==== GIVEN DATA

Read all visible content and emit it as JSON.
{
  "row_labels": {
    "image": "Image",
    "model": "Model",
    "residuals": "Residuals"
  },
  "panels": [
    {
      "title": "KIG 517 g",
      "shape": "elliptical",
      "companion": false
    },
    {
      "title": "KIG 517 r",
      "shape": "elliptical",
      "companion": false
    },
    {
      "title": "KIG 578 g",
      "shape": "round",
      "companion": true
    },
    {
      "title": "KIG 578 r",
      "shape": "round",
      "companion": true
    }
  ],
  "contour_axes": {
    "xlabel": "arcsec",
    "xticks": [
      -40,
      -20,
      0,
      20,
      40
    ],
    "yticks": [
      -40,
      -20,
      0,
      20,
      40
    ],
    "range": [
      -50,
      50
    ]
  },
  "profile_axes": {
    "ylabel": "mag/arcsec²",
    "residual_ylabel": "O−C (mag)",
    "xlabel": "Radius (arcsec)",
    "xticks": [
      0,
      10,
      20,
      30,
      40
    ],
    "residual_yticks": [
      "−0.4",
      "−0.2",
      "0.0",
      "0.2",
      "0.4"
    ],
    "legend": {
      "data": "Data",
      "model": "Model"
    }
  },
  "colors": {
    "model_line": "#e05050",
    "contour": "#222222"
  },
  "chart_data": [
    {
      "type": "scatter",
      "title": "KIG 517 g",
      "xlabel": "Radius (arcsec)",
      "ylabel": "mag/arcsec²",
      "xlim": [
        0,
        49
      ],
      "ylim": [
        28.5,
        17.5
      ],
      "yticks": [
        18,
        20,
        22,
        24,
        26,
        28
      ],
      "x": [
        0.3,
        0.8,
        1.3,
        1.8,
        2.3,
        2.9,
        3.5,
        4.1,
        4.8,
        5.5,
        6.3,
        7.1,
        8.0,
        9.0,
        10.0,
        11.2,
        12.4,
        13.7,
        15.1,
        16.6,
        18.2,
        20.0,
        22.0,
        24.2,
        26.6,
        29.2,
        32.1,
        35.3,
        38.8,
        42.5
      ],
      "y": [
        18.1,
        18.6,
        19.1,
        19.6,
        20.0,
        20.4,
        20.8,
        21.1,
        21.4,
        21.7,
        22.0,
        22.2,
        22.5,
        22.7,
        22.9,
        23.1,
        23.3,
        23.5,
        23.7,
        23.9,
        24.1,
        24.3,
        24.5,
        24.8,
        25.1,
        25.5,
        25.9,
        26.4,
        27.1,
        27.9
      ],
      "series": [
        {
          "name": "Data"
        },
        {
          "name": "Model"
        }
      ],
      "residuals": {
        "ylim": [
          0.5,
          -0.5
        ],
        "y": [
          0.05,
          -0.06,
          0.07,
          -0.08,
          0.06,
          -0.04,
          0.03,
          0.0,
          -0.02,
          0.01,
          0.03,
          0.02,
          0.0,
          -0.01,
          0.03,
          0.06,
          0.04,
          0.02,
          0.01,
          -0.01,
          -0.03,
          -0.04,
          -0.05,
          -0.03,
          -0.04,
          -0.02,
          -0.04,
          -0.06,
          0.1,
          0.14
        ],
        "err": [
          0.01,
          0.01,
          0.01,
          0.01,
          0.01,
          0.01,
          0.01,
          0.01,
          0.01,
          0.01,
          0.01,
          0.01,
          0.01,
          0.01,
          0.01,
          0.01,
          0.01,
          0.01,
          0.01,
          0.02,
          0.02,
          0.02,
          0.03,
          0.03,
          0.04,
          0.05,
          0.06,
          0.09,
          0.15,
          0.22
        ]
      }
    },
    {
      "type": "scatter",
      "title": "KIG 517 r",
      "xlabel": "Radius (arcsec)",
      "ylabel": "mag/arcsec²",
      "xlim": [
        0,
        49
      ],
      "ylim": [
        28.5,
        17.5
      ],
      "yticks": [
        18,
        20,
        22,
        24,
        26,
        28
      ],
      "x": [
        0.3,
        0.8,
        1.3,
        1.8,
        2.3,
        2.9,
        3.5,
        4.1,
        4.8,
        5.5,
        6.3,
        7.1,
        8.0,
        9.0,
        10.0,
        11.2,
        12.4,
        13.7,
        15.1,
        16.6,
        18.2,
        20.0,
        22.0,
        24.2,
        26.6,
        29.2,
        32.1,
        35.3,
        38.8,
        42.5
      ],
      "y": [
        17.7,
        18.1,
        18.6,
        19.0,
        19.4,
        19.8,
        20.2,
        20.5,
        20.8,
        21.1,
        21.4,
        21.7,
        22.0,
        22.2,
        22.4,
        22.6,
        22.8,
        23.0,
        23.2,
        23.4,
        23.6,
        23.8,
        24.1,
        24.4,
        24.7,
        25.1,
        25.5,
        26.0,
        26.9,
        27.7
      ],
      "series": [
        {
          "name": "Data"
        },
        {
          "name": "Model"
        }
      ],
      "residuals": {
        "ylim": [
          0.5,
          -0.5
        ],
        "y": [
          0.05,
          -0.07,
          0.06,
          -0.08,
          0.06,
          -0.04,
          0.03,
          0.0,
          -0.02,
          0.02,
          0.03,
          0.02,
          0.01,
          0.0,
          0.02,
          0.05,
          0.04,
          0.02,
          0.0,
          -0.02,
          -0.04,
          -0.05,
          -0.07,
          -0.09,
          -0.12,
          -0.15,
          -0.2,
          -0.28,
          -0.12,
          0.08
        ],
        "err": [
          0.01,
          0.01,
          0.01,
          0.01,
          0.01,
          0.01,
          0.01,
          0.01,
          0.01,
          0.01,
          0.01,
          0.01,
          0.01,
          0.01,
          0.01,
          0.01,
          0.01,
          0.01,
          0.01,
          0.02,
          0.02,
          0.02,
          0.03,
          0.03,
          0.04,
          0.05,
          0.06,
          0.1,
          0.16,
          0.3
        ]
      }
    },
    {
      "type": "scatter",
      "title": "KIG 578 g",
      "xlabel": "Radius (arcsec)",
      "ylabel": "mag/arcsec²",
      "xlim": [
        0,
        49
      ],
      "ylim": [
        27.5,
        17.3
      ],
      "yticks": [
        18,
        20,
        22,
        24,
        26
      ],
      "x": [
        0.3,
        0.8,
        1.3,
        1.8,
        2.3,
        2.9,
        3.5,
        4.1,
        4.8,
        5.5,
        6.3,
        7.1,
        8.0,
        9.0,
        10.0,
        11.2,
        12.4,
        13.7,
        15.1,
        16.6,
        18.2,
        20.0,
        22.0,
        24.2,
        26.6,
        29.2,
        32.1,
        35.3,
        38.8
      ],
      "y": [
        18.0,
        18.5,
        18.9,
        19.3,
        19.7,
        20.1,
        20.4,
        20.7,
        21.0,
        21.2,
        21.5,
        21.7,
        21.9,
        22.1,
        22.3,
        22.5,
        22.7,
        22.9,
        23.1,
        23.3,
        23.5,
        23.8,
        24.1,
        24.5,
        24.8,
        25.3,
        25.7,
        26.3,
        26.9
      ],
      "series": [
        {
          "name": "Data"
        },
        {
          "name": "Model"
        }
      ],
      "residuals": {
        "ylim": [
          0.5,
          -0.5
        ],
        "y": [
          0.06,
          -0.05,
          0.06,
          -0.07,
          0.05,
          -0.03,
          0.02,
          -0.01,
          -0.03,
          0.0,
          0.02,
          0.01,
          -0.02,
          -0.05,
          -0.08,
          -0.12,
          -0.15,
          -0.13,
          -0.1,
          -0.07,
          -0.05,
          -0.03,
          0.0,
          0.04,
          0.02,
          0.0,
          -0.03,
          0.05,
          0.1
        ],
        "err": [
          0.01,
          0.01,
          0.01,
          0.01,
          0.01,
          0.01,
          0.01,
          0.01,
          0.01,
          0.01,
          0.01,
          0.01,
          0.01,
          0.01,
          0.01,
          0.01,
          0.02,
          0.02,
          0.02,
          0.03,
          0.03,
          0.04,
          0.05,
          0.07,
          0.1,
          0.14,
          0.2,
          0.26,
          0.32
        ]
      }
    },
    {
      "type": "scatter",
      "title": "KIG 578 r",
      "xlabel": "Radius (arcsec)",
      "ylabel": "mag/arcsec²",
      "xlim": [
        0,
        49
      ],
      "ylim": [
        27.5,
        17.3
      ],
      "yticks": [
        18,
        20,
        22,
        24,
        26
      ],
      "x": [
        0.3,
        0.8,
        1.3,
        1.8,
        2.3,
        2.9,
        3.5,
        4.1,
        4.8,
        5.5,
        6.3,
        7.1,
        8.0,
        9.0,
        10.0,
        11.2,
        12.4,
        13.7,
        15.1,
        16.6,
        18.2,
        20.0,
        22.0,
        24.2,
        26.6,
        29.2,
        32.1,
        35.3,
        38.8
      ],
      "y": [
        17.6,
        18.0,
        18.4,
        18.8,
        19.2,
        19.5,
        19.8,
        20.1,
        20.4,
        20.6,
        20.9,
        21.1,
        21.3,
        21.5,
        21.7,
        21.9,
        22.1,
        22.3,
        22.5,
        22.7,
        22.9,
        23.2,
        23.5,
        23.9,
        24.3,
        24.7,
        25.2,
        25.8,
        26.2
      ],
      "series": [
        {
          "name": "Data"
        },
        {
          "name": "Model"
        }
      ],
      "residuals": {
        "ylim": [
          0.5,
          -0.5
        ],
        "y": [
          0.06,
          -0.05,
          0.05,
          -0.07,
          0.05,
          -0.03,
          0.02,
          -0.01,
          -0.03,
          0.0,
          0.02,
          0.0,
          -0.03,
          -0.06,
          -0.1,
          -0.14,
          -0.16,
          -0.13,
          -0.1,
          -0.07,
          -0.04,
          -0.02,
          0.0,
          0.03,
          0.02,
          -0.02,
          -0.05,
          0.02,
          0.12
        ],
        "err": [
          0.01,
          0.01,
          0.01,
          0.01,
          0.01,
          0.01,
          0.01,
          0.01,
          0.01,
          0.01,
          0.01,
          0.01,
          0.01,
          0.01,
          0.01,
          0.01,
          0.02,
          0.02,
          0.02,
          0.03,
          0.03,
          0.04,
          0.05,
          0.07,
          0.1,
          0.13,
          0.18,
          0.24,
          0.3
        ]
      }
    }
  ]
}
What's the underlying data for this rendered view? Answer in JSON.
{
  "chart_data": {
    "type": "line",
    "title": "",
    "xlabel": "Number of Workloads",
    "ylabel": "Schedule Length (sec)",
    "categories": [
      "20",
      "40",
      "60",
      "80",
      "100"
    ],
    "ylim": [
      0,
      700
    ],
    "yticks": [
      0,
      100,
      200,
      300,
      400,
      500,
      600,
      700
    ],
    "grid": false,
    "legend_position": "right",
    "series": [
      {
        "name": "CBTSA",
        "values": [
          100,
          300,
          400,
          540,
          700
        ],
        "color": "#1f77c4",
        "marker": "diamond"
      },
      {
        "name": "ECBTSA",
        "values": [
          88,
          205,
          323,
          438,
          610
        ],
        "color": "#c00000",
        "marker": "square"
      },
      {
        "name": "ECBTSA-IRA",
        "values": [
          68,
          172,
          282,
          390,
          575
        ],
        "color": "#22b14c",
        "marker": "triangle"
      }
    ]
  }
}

========

- _REQUIREMENT_:
Reproduce, exactly and with nothing added, the lines from the one that includes "What's the underlying" through the last line of the material.

- _REPLY_:
What's the underlying data for this rendered view? Answer in JSON.
{
  "chart_data": {
    "type": "line",
    "title": "",
    "xlabel": "Number of Workloads",
    "ylabel": "Schedule Length (sec)",
    "categories": [
      "20",
      "40",
      "60",
      "80",
      "100"
    ],
    "ylim": [
      0,
      700
    ],
    "yticks": [
      0,
      100,
      200,
      300,
      400,
      500,
      600,
      700
    ],
    "grid": false,
    "legend_position": "right",
    "series": [
      {
        "name": "CBTSA",
        "values": [
          100,
          300,
          400,
          540,
          700
        ],
        "color": "#1f77c4",
        "marker": "diamond"
      },
      {
        "name": "ECBTSA",
        "values": [
          88,
          205,
          323,
          438,
          610
        ],
        "color": "#c00000",
        "marker": "square"
      },
      {
        "name": "ECBTSA-IRA",
        "values": [
          68,
          172,
          282,
          390,
          575
        ],
        "color": "#22b14c",
        "marker": "triangle"
      }
    ]
  }
}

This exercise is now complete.